··· Data provided
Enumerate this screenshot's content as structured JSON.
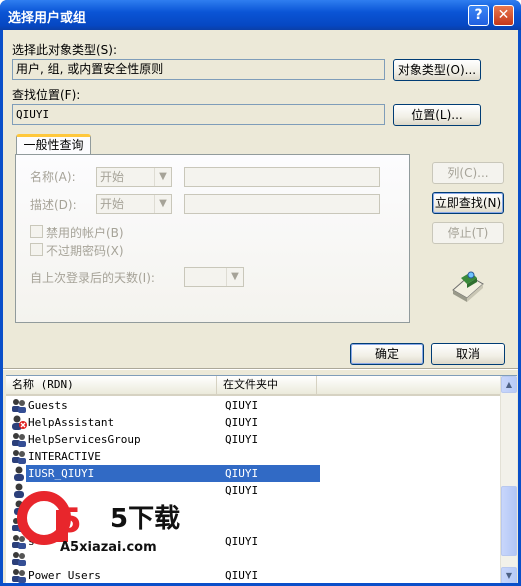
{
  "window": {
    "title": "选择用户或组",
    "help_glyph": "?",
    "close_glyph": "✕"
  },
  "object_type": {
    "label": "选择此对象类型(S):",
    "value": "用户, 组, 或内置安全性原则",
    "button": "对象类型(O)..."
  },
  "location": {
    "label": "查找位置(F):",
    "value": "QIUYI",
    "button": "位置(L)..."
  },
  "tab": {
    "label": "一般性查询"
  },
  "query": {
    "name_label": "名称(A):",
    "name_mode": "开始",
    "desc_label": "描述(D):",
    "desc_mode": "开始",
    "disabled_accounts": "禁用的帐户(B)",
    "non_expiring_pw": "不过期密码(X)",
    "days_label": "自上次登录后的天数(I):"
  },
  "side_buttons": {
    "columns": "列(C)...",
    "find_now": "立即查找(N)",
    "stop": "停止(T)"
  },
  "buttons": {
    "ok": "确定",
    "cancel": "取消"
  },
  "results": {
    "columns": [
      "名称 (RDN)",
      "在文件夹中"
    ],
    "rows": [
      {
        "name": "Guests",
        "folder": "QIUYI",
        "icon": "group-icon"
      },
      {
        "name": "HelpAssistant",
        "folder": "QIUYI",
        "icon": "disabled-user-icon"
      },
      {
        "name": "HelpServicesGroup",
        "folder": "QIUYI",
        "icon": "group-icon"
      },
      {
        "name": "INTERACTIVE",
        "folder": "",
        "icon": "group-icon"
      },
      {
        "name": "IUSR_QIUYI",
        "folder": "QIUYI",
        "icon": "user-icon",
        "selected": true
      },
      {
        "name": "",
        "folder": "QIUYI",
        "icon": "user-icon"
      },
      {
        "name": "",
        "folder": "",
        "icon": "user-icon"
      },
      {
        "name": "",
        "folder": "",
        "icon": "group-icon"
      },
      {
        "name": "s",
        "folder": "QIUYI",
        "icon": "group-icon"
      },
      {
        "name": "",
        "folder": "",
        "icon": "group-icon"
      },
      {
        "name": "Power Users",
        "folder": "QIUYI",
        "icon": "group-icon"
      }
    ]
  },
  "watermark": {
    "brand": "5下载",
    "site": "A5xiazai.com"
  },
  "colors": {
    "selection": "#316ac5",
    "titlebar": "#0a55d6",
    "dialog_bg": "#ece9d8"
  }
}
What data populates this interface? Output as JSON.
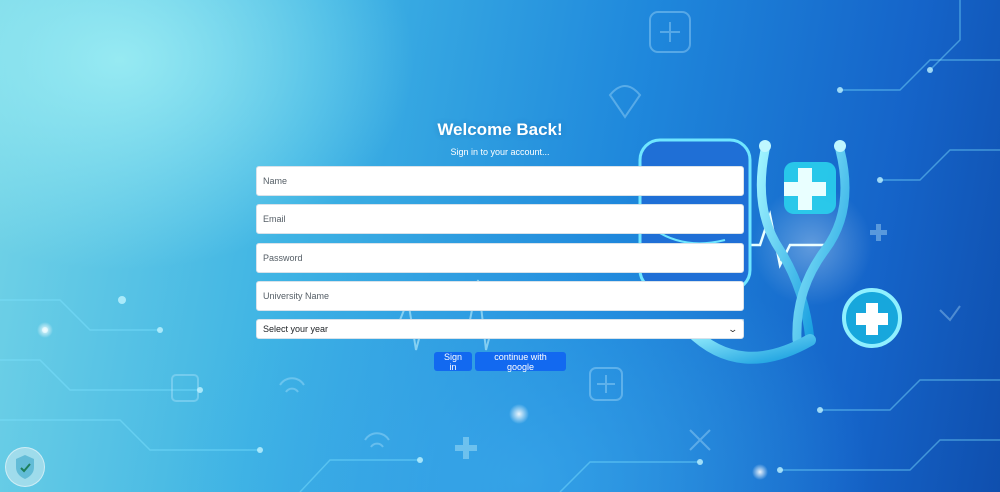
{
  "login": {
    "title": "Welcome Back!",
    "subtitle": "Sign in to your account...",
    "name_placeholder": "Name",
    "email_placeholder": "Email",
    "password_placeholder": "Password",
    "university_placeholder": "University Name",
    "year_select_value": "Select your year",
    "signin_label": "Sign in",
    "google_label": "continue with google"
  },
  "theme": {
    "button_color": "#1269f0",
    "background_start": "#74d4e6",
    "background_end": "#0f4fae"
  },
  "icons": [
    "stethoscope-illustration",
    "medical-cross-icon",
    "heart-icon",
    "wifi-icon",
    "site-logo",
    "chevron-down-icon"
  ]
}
······
··· Data provided
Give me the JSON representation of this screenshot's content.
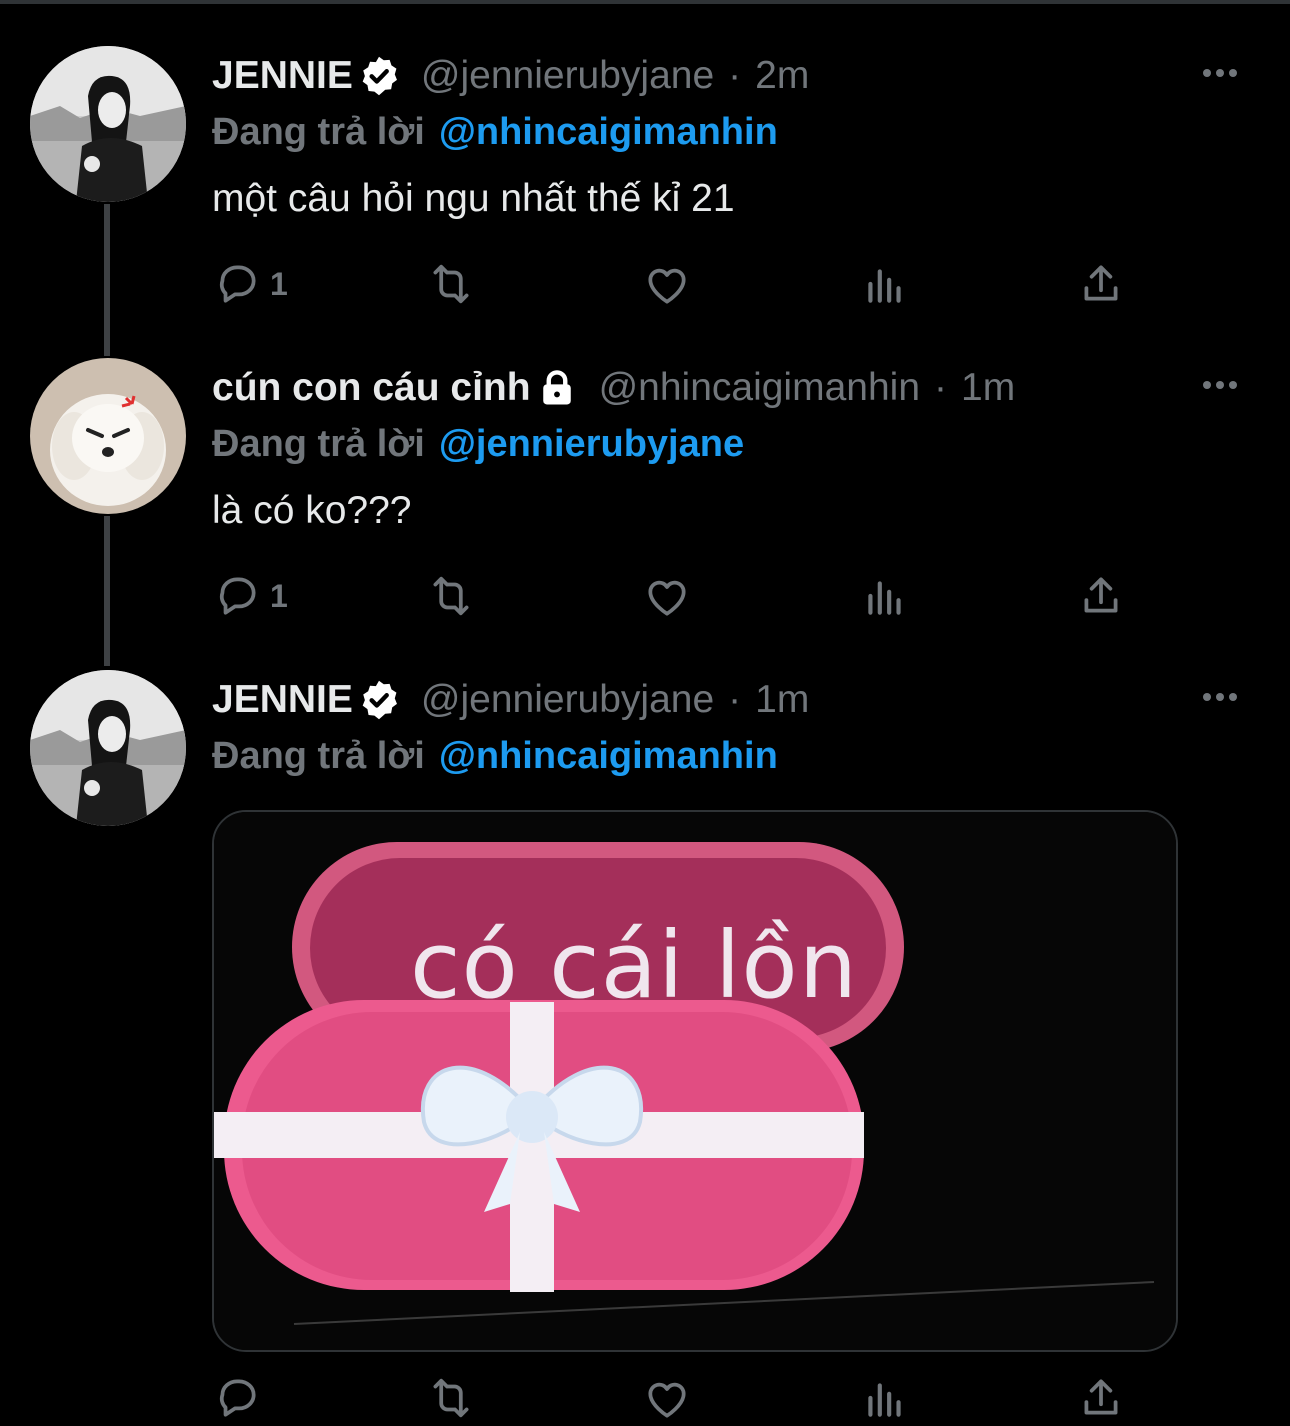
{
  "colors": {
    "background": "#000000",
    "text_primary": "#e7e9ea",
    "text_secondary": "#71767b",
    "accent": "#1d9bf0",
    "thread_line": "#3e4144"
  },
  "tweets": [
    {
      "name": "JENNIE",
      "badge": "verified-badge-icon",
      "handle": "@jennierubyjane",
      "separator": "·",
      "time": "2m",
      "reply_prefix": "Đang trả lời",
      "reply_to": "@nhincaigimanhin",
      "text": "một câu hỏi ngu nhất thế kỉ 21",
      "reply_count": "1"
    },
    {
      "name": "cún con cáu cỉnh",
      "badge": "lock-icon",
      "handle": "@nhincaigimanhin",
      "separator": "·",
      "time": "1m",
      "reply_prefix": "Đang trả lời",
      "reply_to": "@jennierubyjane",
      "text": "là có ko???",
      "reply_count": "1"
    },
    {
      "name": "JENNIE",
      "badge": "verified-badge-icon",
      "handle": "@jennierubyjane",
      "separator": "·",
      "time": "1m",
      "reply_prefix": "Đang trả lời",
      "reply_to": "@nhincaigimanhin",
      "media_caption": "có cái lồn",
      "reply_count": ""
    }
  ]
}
······
(Prompt)
Find how many lines of the material carry the string "JSON". Only the number should be in the answer.

(Output)
3